◆ **Listed records**:
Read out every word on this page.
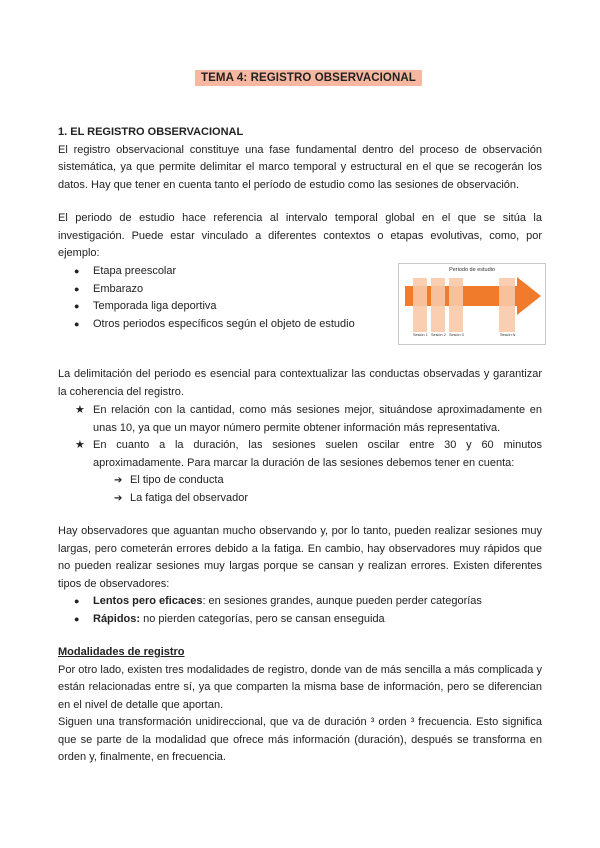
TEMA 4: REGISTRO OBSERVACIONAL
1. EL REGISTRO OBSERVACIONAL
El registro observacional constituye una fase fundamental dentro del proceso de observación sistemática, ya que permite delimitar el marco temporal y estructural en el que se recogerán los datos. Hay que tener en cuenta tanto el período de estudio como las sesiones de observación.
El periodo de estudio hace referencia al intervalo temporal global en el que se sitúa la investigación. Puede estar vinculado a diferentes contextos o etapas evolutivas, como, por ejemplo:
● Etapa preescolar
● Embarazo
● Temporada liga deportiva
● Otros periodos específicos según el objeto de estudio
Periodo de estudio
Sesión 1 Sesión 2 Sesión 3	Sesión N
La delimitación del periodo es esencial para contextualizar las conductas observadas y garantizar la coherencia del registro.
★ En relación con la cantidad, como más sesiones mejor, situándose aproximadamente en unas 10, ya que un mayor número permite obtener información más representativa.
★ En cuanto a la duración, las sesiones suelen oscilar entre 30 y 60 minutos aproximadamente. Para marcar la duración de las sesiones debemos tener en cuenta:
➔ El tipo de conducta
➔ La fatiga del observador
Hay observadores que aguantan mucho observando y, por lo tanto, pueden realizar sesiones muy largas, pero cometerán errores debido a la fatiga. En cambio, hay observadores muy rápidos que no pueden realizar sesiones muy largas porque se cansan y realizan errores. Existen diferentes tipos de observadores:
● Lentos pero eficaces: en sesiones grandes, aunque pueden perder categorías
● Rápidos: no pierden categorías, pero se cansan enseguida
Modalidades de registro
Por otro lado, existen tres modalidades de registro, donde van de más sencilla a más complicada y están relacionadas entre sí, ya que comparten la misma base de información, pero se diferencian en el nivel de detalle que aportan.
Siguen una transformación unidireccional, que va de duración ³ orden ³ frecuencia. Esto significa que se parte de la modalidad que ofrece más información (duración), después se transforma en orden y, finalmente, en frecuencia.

◆ **Task to carry out**:
Go through the listing above and write it out again exactly, dropping the pictures.

◆ **Solution**:
Read out every word on this page.
TEMA 4: REGISTRO OBSERVACIONAL
1. EL REGISTRO OBSERVACIONAL
El registro observacional constituye una fase fundamental dentro del proceso de observación sistemática, ya que permite delimitar el marco temporal y estructural en el que se recogerán los datos. Hay que tener en cuenta tanto el período de estudio como las sesiones de observación.
El periodo de estudio hace referencia al intervalo temporal global en el que se sitúa la investigación. Puede estar vinculado a diferentes contextos o etapas evolutivas, como, por ejemplo:
● Etapa preescolar
● Embarazo
● Temporada liga deportiva
● Otros periodos específicos según el objeto de estudio
Periodo de estudio
Sesión 1 Sesión 2 Sesión 3	Sesión N
La delimitación del periodo es esencial para contextualizar las conductas observadas y garantizar la coherencia del registro.
★ En relación con la cantidad, como más sesiones mejor, situándose aproximadamente en unas 10, ya que un mayor número permite obtener información más representativa.
★ En cuanto a la duración, las sesiones suelen oscilar entre 30 y 60 minutos aproximadamente. Para marcar la duración de las sesiones debemos tener en cuenta:
➔ El tipo de conducta
➔ La fatiga del observador
Hay observadores que aguantan mucho observando y, por lo tanto, pueden realizar sesiones muy largas, pero cometerán errores debido a la fatiga. En cambio, hay observadores muy rápidos que no pueden realizar sesiones muy largas porque se cansan y realizan errores. Existen diferentes tipos de observadores:
● Lentos pero eficaces: en sesiones grandes, aunque pueden perder categorías
● Rápidos: no pierden categorías, pero se cansan enseguida
Modalidades de registro
Por otro lado, existen tres modalidades de registro, donde van de más sencilla a más complicada y están relacionadas entre sí, ya que comparten la misma base de información, pero se diferencian en el nivel de detalle que aportan.
Siguen una transformación unidireccional, que va de duración ³ orden ³ frecuencia. Esto significa que se parte de la modalidad que ofrece más información (duración), después se transforma en orden y, finalmente, en frecuencia.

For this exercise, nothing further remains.